___ RECORDS FOR THIS TASK ___

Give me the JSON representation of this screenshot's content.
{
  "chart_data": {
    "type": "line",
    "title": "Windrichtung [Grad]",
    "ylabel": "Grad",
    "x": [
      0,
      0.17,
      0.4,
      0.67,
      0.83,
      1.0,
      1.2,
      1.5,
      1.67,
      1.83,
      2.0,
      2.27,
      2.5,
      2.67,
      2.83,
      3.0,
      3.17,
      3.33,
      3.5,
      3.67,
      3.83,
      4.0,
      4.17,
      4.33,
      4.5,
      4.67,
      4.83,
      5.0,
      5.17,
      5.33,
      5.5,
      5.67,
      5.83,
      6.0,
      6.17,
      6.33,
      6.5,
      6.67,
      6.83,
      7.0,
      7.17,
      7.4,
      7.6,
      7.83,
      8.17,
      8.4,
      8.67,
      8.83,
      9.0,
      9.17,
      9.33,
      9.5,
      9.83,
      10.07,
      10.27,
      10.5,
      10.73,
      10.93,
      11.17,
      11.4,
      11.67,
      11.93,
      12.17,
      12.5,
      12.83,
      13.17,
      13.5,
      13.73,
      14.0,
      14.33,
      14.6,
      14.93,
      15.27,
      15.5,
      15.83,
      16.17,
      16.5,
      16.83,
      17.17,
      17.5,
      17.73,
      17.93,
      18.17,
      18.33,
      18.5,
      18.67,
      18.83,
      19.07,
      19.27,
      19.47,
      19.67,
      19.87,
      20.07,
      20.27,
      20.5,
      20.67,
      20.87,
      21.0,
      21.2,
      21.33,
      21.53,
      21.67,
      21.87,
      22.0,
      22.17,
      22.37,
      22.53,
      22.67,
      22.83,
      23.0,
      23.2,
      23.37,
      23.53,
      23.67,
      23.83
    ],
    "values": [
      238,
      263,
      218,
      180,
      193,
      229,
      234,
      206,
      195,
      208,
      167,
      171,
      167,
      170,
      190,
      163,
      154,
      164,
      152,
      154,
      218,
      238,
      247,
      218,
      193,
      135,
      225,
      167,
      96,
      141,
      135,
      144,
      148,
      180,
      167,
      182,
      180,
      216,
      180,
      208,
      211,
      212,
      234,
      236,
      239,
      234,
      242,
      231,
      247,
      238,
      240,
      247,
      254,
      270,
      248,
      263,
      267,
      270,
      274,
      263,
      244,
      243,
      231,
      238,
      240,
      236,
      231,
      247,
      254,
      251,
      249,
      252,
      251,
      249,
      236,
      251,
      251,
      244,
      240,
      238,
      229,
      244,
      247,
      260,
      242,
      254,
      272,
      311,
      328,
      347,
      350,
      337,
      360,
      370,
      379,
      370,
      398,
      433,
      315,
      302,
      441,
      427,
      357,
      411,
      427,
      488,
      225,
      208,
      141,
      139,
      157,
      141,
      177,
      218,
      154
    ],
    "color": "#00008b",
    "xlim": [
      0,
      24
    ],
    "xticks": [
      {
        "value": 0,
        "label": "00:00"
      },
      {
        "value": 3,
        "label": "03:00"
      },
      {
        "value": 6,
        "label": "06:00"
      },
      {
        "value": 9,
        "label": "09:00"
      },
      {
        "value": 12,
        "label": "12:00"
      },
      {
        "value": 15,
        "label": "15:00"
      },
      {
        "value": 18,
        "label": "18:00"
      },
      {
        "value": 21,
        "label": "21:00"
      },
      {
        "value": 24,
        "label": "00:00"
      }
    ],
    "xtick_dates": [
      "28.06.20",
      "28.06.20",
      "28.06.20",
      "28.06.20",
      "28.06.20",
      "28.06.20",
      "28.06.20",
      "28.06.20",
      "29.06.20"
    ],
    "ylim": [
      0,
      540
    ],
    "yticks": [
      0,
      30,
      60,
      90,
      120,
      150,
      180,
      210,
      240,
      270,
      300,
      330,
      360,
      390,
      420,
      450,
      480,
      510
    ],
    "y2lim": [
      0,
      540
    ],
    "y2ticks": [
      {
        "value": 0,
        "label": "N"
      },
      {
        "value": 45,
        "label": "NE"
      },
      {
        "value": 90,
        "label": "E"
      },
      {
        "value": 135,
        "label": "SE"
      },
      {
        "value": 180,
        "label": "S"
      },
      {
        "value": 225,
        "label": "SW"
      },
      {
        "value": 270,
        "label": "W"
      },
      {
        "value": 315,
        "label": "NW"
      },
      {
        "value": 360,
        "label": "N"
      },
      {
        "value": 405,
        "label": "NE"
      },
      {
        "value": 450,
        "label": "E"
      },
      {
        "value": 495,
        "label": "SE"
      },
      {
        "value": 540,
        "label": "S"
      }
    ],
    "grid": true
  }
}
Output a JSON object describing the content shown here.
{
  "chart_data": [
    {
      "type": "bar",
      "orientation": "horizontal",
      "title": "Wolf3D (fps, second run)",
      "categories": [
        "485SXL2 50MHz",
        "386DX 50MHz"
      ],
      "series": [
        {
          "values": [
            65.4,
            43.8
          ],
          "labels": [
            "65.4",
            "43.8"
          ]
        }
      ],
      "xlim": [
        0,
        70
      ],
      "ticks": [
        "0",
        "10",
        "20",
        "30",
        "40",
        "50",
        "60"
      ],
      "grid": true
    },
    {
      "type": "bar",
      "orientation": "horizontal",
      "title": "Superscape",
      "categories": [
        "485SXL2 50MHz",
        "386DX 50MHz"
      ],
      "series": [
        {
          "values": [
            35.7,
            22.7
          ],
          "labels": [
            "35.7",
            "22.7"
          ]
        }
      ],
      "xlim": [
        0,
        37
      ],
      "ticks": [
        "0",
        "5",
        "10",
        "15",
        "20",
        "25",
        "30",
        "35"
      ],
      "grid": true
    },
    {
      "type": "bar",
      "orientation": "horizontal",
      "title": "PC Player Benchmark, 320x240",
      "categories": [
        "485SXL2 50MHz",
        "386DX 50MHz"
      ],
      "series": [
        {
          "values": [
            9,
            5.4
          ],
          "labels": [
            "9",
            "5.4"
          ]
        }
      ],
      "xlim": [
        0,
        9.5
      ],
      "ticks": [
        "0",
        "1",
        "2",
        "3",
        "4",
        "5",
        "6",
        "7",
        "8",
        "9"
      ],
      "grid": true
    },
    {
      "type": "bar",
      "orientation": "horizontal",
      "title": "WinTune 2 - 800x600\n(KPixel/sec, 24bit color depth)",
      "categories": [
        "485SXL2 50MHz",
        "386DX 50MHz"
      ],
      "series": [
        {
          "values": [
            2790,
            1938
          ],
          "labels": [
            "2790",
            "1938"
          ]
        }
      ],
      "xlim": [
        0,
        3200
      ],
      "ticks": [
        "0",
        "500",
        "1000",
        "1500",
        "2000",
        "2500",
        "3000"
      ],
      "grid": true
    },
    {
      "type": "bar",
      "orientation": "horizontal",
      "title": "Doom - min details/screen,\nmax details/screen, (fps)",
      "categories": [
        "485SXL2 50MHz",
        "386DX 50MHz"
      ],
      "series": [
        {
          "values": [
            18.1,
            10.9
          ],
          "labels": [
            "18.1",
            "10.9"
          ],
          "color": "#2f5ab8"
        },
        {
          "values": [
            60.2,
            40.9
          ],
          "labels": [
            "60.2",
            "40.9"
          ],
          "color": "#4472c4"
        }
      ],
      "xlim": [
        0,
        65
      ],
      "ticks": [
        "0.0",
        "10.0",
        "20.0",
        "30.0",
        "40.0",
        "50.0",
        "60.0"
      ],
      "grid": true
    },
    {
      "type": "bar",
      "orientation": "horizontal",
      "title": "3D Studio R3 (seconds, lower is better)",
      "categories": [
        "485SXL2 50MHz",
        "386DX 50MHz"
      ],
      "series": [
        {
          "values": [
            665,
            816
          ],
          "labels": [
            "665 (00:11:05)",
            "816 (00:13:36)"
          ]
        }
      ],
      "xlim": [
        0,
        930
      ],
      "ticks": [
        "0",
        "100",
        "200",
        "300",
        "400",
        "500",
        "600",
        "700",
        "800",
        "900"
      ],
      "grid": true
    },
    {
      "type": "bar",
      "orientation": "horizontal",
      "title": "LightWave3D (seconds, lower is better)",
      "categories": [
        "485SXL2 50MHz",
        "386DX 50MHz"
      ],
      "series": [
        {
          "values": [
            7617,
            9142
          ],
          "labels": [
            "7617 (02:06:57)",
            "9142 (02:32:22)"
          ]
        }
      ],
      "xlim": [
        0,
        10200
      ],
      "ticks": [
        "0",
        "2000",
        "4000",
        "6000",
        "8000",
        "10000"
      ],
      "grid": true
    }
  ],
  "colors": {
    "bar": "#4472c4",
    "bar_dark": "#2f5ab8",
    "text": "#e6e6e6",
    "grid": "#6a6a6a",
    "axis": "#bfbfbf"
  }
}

___

> REQUEST
Scan the data above and copy every line with "content" in it.

> RESPONSE
Give me the JSON representation of this screenshot's content.
Output a JSON object describing the content shown here.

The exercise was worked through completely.